◆ Your objective
Once the pictures are set aside, transcribe the remaining data exactly.

# # # # # # #

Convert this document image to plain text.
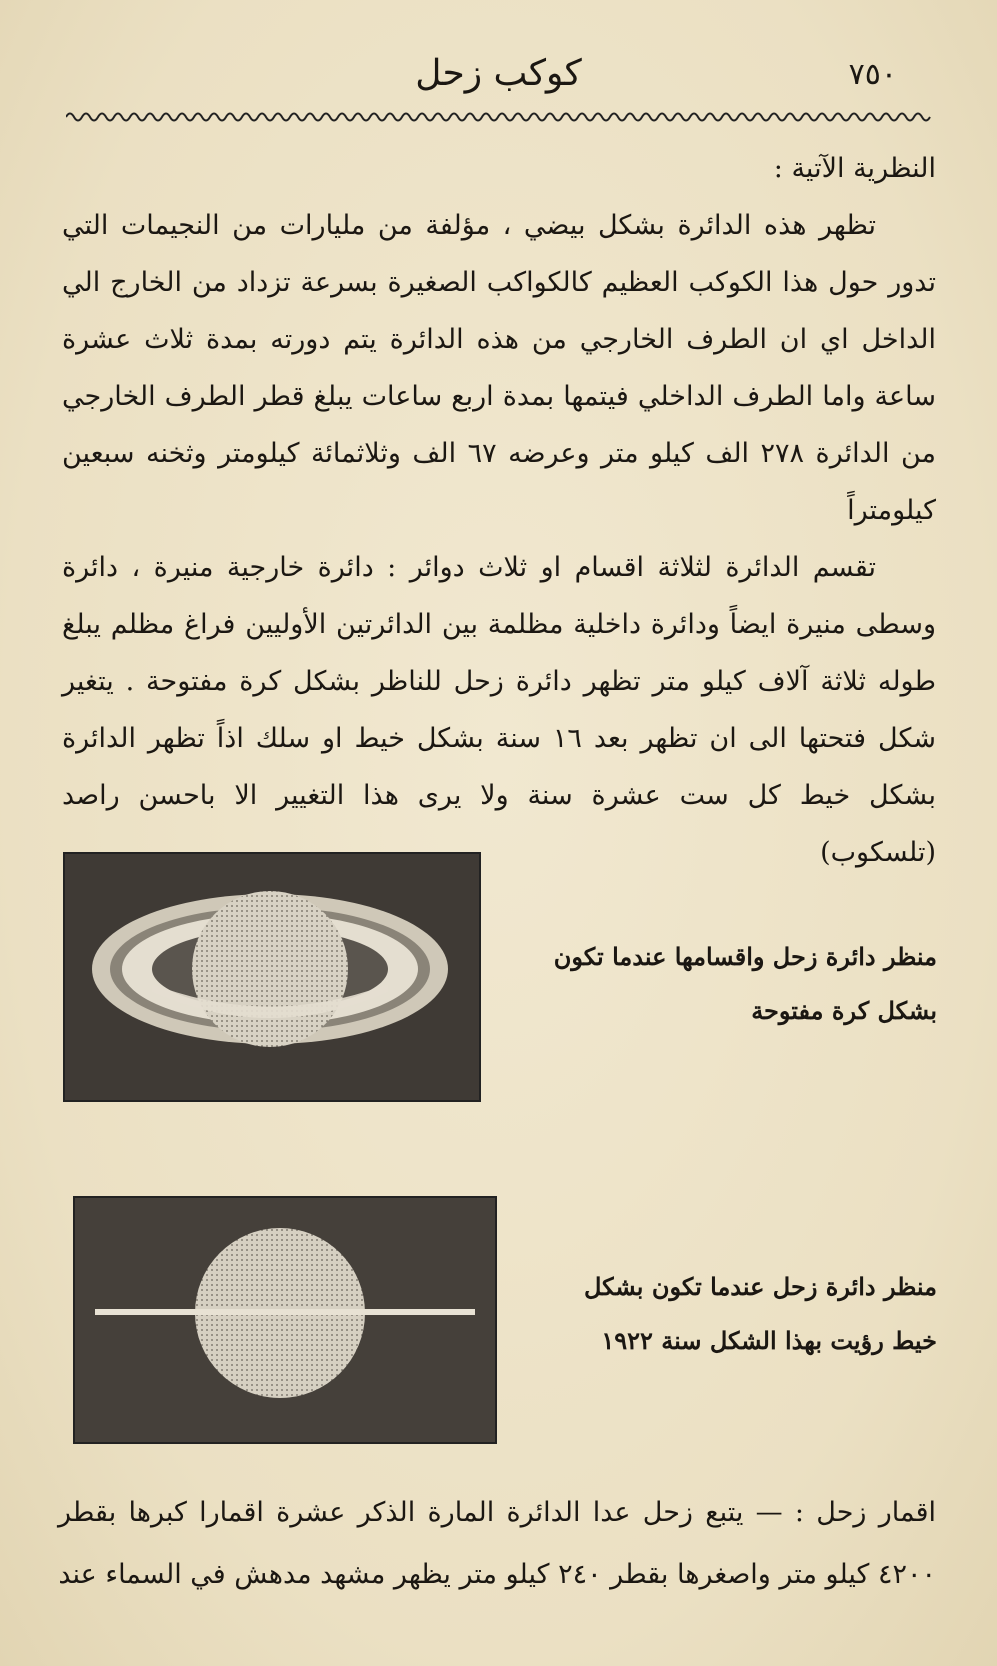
٧٥٠
كوكب زحل

النظرية الآتية :

تظهر هذه الدائرة بشكل بيضي ، مؤلفة من مليارات من النجيمات التي تدور حول هذا الكوكب العظيم كالكواكب الصغيرة بسرعة تزداد من الخارج الي الداخل اي ان الطرف الخارجي من هذه الدائرة يتم دورته بمدة ثلاث عشرة ساعة واما الطرف الداخلي فيتمها بمدة اربع ساعات يبلغ قطر الطرف الخارجي من الدائرة ٢٧٨ الف كيلو متر وعرضه ٦٧ الف وثلاثمائة كيلومتر وثخنه سبعين كيلومتراً

تقسم الدائرة لثلاثة اقسام او ثلاث دوائر : دائرة خارجية منيرة ، دائرة وسطى منيرة ايضاً ودائرة داخلية مظلمة بين الدائرتين الأوليين فراغ مظلم يبلغ طوله ثلاثة آلاف كيلو متر تظهر دائرة زحل للناظر بشكل كرة مفتوحة . يتغير شكل فتحتها الى ان تظهر بعد ١٦ سنة بشكل خيط او سلك اذاً تظهر الدائرة بشكل خيط كل ست عشرة سنة ولا يرى هذا التغيير الا باحسن راصد (تلسكوب)

منظر دائرة زحل واقسامها عندما تكون
بشكل كرة مفتوحة
منظر دائرة زحل عندما تكون بشكل
خيط رؤيت بهذا الشكل سنة ١٩٢٢

اقمار زحل : — يتبع زحل عدا الدائرة المارة الذكر عشرة اقمارا كبرها بقطر ٤٢٠٠ كيلو متر واصغرها بقطر ٢٤٠ كيلو متر يظهر مشهد مدهش في السماء عند
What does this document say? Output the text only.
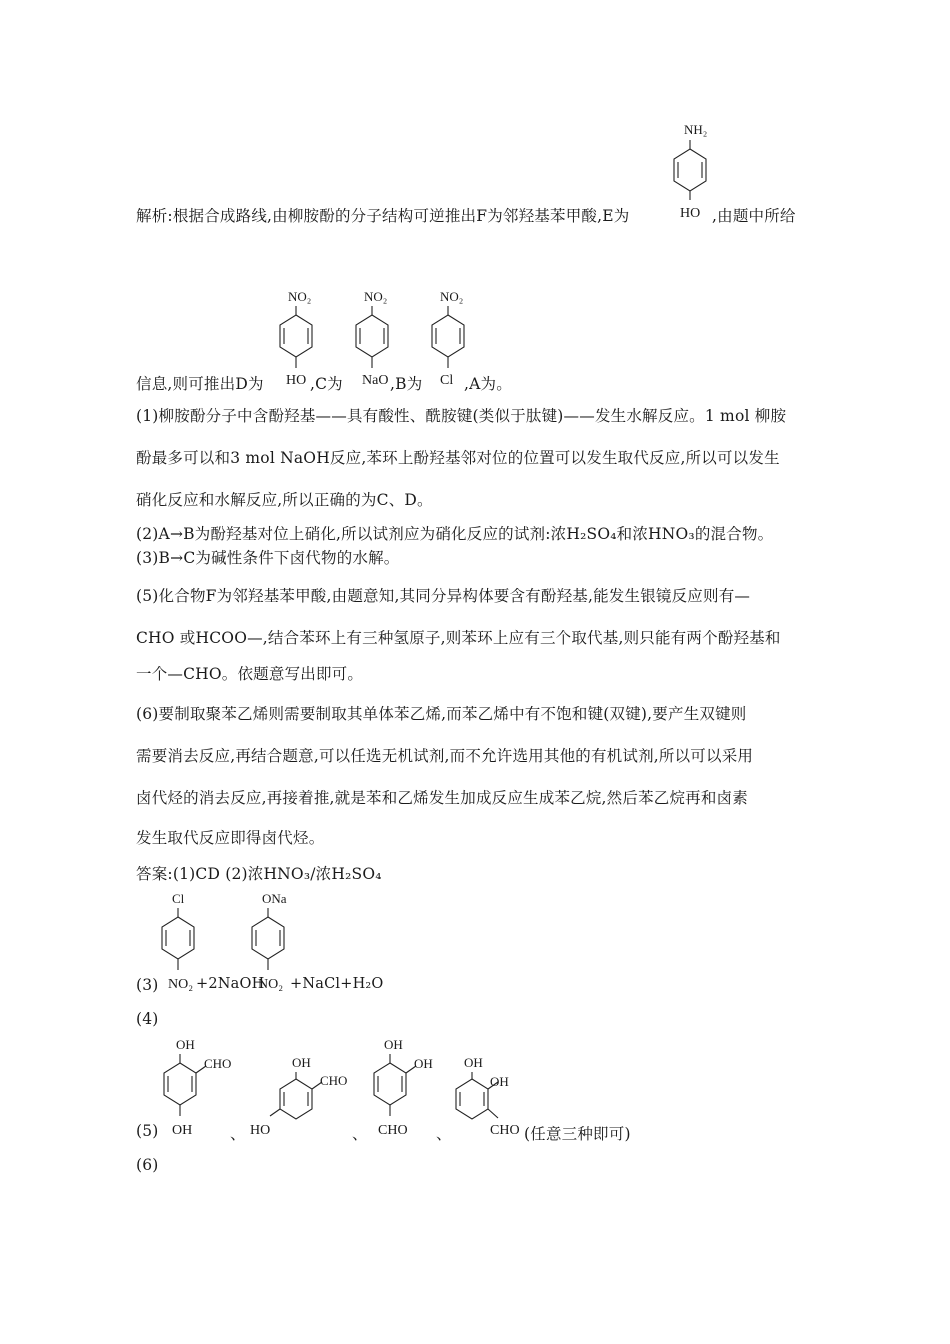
解析:根据合成路线,由柳胺酚的分子结构可逆推出F为邻羟基苯甲酸,E为
NH₂
HO ,由题中所给
信息,则可推出D为
NO₂
HO ,C为
NO₂
NaO ,B为
NO₂
Cl ,A为。
(1)柳胺酚分子中含酚羟基——具有酸性、酰胺键(类似于肽键)——发生水解反应。1 mol 柳胺
酚最多可以和3 mol NaOH反应,苯环上酚羟基邻对位的位置可以发生取代反应,所以可以发生
硝化反应和水解反应,所以正确的为C、D。
(2)A→B为酚羟基对位上硝化,所以试剂应为硝化反应的试剂:浓H₂SO₄和浓HNO₃的混合物。
(3)B→C为碱性条件下卤代物的水解。
(5)化合物F为邻羟基苯甲酸,由题意知,其同分异构体要含有酚羟基,能发生银镜反应则有—
CHO 或HCOO—,结合苯环上有三种氢原子,则苯环上应有三个取代基,则只能有两个酚羟基和
一个—CHO。依题意写出即可。
(6)要制取聚苯乙烯则需要制取其单体苯乙烯,而苯乙烯中有不饱和键(双键),要产生双键则
需要消去反应,再结合题意,可以任选无机试剂,而不允许选用其他的有机试剂,所以可以采用
卤代烃的消去反应,再接着推,就是苯和乙烯发生加成反应生成苯乙烷,然后苯乙烷再和卤素
发生取代反应即得卤代烃。
答案:(1)CD (2)浓HNO₃/浓H₂SO₄
(3)
Cl
NO₂ +2NaOH
ONa
NO₂ +NaCl+H₂O
(4)
(5)
OH
CHO
OH 、
OH
CHO
HO	、
OH
OH
CHO 、
OH
OH
CHO (任意三种即可)
(6)
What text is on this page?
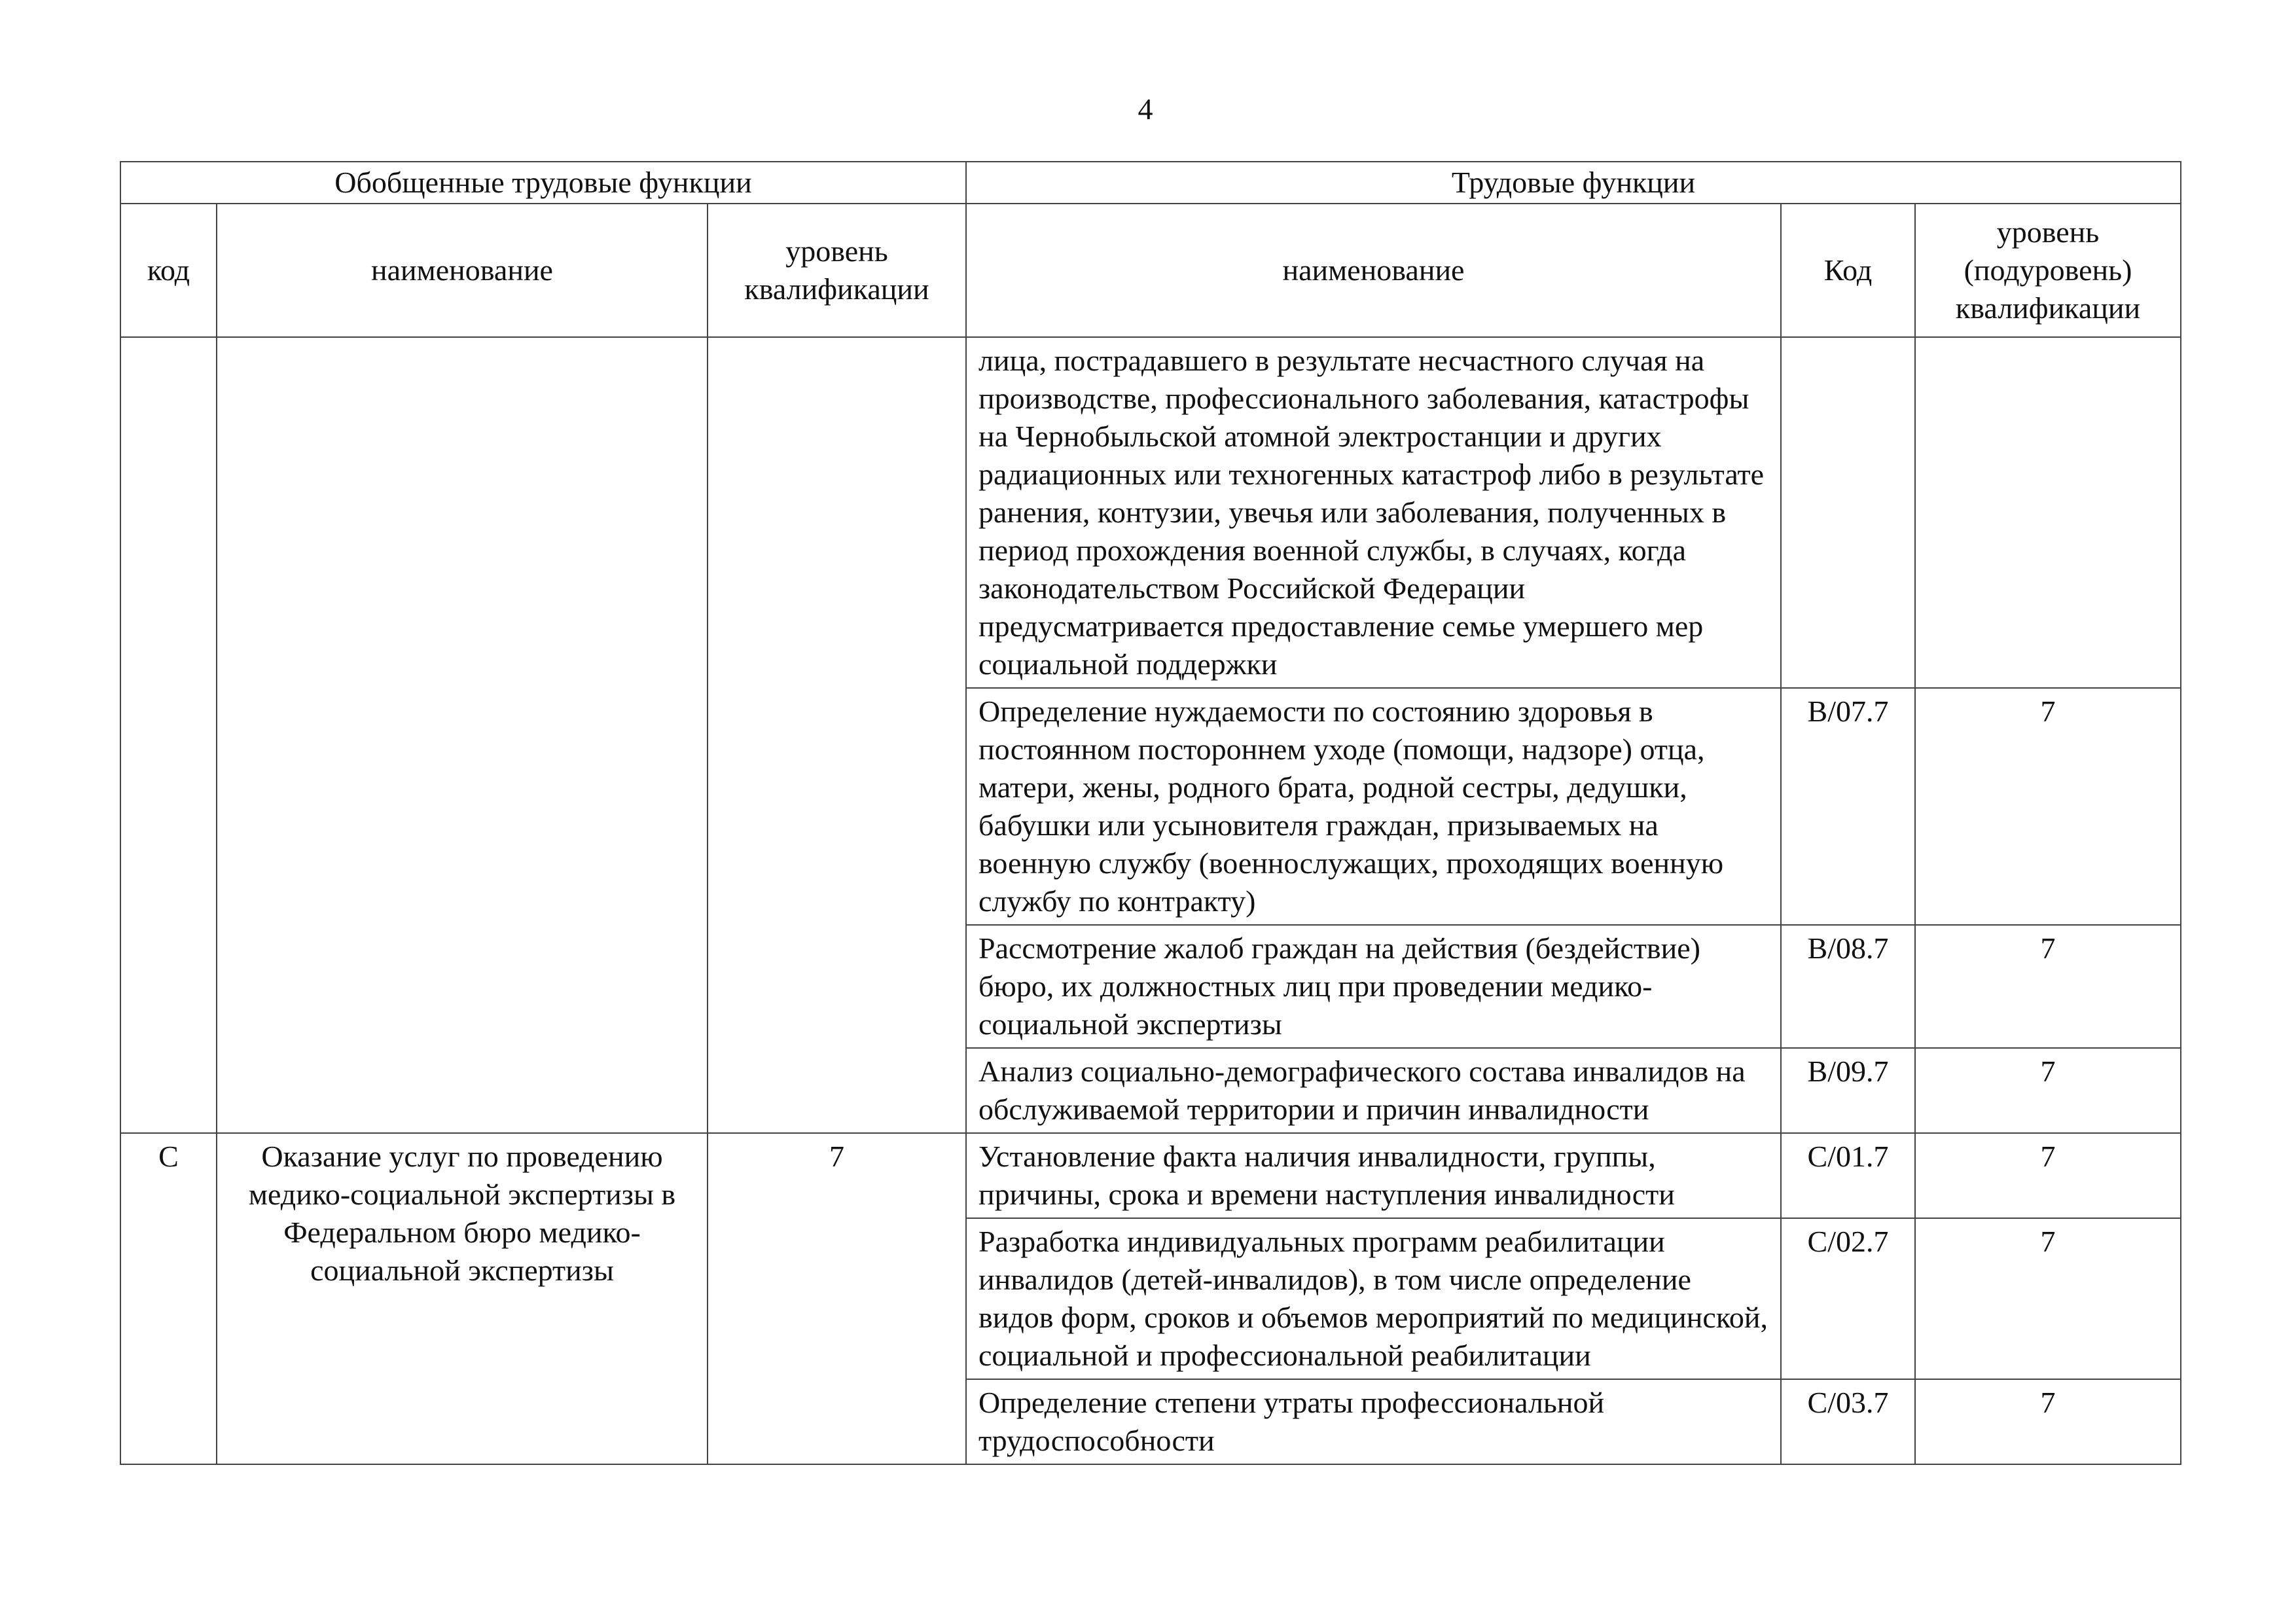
4
Обобщенные трудовые функции			Трудовые функции		
код	наименование	уровень квалификации	наименование	Код	уровень (подуровень) квалификации
			лица, пострадавшего в результате несчастного случая на производстве, профессионального заболевания, катастрофы на Чернобыльской атомной электростанции и других радиационных или техногенных катастроф либо в результате ранения, контузии, увечья или заболевания, полученных в период прохождения военной службы, в случаях, когда законодательством Российской Федерации предусматривается предоставление семье умершего мер социальной поддержки		
			Определение нуждаемости по состоянию здоровья в постоянном постороннем уходе (помощи, надзоре) отца, матери, жены, родного брата, родной сестры, дедушки, бабушки или усыновителя граждан, призываемых на военную службу (военнослужащих, проходящих военную службу по контракту)	В/07.7	7
			Рассмотрение жалоб граждан на действия (бездействие) бюро, их должностных лиц при проведении медико-социальной экспертизы	В/08.7	7
			Анализ социально-демографического состава инвалидов на обслуживаемой территории и причин инвалидности	В/09.7	7
С	Оказание услуг по проведению медико-социальной экспертизы в Федеральном бюро медико-социальной экспертизы	7	Установление факта наличия инвалидности, группы, причины, срока и времени наступления инвалидности	С/01.7	7
			Разработка индивидуальных программ реабилитации инвалидов (детей-инвалидов), в том числе определение видов форм, сроков и объемов мероприятий по медицинской, социальной и профессиональной реабилитации	С/02.7	7
			Определение степени утраты профессиональной трудоспособности	С/03.7	7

# # # # # # #

◆ Solution for this exercise
Convert this document image to plain text.
٧٥٠
كوكب زحل

النظرية الآتية :

تظهر هذه الدائرة بشكل بيضي ، مؤلفة من مليارات من النجيمات التي تدور حول هذا الكوكب العظيم كالكواكب الصغيرة بسرعة تزداد من الخارج الي الداخل اي ان الطرف الخارجي من هذه الدائرة يتم دورته بمدة ثلاث عشرة ساعة واما الطرف الداخلي فيتمها بمدة اربع ساعات يبلغ قطر الطرف الخارجي من الدائرة ٢٧٨ الف كيلو متر وعرضه ٦٧ الف وثلاثمائة كيلومتر وثخنه سبعين كيلومتراً

تقسم الدائرة لثلاثة اقسام او ثلاث دوائر : دائرة خارجية منيرة ، دائرة وسطى منيرة ايضاً ودائرة داخلية مظلمة بين الدائرتين الأوليين فراغ مظلم يبلغ طوله ثلاثة آلاف كيلو متر تظهر دائرة زحل للناظر بشكل كرة مفتوحة . يتغير شكل فتحتها الى ان تظهر بعد ١٦ سنة بشكل خيط او سلك اذاً تظهر الدائرة بشكل خيط كل ست عشرة سنة ولا يرى هذا التغيير الا باحسن راصد (تلسكوب)

منظر دائرة زحل واقسامها عندما تكون
بشكل كرة مفتوحة
منظر دائرة زحل عندما تكون بشكل
خيط رؤيت بهذا الشكل سنة ١٩٢٢

اقمار زحل : — يتبع زحل عدا الدائرة المارة الذكر عشرة اقمارا كبرها بقطر ٤٢٠٠ كيلو متر واصغرها بقطر ٢٤٠ كيلو متر يظهر مشهد مدهش في السماء عند
What does this document say? Output the text only.
解析:根据合成路线,由柳胺酚的分子结构可逆推出F为邻羟基苯甲酸,E为
NH₂
HO ,由题中所给
信息,则可推出D为
NO₂
HO ,C为
NO₂
NaO ,B为
NO₂
Cl ,A为。
(1)柳胺酚分子中含酚羟基——具有酸性、酰胺键(类似于肽键)——发生水解反应。1 mol 柳胺
酚最多可以和3 mol NaOH反应,苯环上酚羟基邻对位的位置可以发生取代反应,所以可以发生
硝化反应和水解反应,所以正确的为C、D。
(2)A→B为酚羟基对位上硝化,所以试剂应为硝化反应的试剂:浓H₂SO₄和浓HNO₃的混合物。
(3)B→C为碱性条件下卤代物的水解。
(5)化合物F为邻羟基苯甲酸,由题意知,其同分异构体要含有酚羟基,能发生银镜反应则有—
CHO 或HCOO—,结合苯环上有三种氢原子,则苯环上应有三个取代基,则只能有两个酚羟基和
一个—CHO。依题意写出即可。
(6)要制取聚苯乙烯则需要制取其单体苯乙烯,而苯乙烯中有不饱和键(双键),要产生双键则
需要消去反应,再结合题意,可以任选无机试剂,而不允许选用其他的有机试剂,所以可以采用
卤代烃的消去反应,再接着推,就是苯和乙烯发生加成反应生成苯乙烷,然后苯乙烷再和卤素
发生取代反应即得卤代烃。
答案:(1)CD (2)浓HNO₃/浓H₂SO₄
(3)
Cl
NO₂ +2NaOH
ONa
NO₂ +NaCl+H₂O
(4)
(5)
OH
CHO
OH 、
OH
CHO
HO	、
OH
OH
CHO 、
OH
OH
CHO (任意三种即可)
(6)
What text is on this page?
4
Обобщенные трудовые функции			Трудовые функции		
код	наименование	уровень квалификации	наименование	Код	уровень (подуровень) квалификации
			лица, пострадавшего в результате несчастного случая на производстве, профессионального заболевания, катастрофы на Чернобыльской атомной электростанции и других радиационных или техногенных катастроф либо в результате ранения, контузии, увечья или заболевания, полученных в период прохождения военной службы, в случаях, когда законодательством Российской Федерации предусматривается предоставление семье умершего мер социальной поддержки		
			Определение нуждаемости по состоянию здоровья в постоянном постороннем уходе (помощи, надзоре) отца, матери, жены, родного брата, родной сестры, дедушки, бабушки или усыновителя граждан, призываемых на военную службу (военнослужащих, проходящих военную службу по контракту)	В/07.7	7
			Рассмотрение жалоб граждан на действия (бездействие) бюро, их должностных лиц при проведении медико-социальной экспертизы	В/08.7	7
			Анализ социально-демографического состава инвалидов на обслуживаемой территории и причин инвалидности	В/09.7	7
С	Оказание услуг по проведению медико-социальной экспертизы в Федеральном бюро медико-социальной экспертизы	7	Установление факта наличия инвалидности, группы, причины, срока и времени наступления инвалидности	С/01.7	7
			Разработка индивидуальных программ реабилитации инвалидов (детей-инвалидов), в том числе определение видов форм, сроков и объемов мероприятий по медицинской, социальной и профессиональной реабилитации	С/02.7	7
			Определение степени утраты профессиональной трудоспособности	С/03.7	7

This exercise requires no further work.